Excerpted records:
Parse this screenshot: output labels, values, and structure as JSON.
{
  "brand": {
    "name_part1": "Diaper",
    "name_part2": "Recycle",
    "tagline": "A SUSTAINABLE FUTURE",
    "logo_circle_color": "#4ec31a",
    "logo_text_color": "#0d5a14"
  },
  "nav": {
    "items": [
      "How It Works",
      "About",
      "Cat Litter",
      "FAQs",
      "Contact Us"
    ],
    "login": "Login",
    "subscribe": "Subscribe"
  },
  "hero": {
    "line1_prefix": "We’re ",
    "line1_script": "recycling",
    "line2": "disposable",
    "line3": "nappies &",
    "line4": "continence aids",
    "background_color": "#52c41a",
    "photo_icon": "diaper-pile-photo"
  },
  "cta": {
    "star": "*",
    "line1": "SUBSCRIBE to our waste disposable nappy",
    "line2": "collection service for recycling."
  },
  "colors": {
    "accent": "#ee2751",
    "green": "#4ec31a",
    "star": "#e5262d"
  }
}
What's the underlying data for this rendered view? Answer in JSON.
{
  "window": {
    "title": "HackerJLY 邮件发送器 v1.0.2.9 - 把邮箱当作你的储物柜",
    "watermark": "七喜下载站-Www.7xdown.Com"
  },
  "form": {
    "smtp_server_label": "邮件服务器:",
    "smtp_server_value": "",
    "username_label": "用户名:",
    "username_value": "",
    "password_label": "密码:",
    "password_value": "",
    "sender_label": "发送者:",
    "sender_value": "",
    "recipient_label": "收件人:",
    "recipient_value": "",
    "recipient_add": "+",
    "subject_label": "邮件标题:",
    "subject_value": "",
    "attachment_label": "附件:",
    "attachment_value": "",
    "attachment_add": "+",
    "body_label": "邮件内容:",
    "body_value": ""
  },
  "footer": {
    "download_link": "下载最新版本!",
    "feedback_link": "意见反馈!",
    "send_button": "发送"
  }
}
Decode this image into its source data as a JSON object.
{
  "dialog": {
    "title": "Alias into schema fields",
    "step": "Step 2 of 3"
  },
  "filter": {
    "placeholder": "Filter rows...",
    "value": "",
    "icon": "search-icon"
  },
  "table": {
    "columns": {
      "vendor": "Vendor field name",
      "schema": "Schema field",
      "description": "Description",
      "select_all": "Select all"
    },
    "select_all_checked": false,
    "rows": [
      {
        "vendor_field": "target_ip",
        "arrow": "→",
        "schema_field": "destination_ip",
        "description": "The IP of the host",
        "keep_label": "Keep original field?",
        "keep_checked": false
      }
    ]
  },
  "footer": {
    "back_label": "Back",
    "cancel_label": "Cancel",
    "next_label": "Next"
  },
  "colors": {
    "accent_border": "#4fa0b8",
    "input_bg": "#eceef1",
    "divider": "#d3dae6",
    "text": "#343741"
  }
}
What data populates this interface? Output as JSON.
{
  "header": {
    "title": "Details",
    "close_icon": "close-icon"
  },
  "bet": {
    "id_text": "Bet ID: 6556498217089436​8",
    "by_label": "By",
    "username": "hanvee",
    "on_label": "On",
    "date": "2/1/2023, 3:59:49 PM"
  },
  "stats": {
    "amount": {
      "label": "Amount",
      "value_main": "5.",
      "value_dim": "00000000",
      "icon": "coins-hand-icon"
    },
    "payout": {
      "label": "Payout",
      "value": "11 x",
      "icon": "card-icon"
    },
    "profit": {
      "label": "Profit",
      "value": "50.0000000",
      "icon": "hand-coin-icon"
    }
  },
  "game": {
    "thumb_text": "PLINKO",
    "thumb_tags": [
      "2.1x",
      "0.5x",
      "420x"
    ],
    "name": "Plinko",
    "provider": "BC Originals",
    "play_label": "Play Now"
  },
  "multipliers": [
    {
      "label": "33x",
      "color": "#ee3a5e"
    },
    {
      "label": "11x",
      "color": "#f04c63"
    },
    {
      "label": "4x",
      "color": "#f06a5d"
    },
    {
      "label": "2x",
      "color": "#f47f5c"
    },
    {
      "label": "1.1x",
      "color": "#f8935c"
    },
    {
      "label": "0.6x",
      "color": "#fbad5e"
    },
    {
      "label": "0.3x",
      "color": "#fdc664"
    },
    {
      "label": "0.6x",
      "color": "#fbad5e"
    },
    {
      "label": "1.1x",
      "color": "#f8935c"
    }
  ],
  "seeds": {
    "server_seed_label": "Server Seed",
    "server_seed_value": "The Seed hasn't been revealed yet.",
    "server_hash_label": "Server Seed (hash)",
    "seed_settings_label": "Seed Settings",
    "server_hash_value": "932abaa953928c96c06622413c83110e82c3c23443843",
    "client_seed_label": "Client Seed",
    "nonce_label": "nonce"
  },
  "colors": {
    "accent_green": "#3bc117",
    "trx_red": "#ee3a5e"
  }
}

Exercise goal: Which lines hold the string "into"? List them all.

Answer in full:
Decode this image into its source data as a JSON object.
    "title": "Alias into schema fields",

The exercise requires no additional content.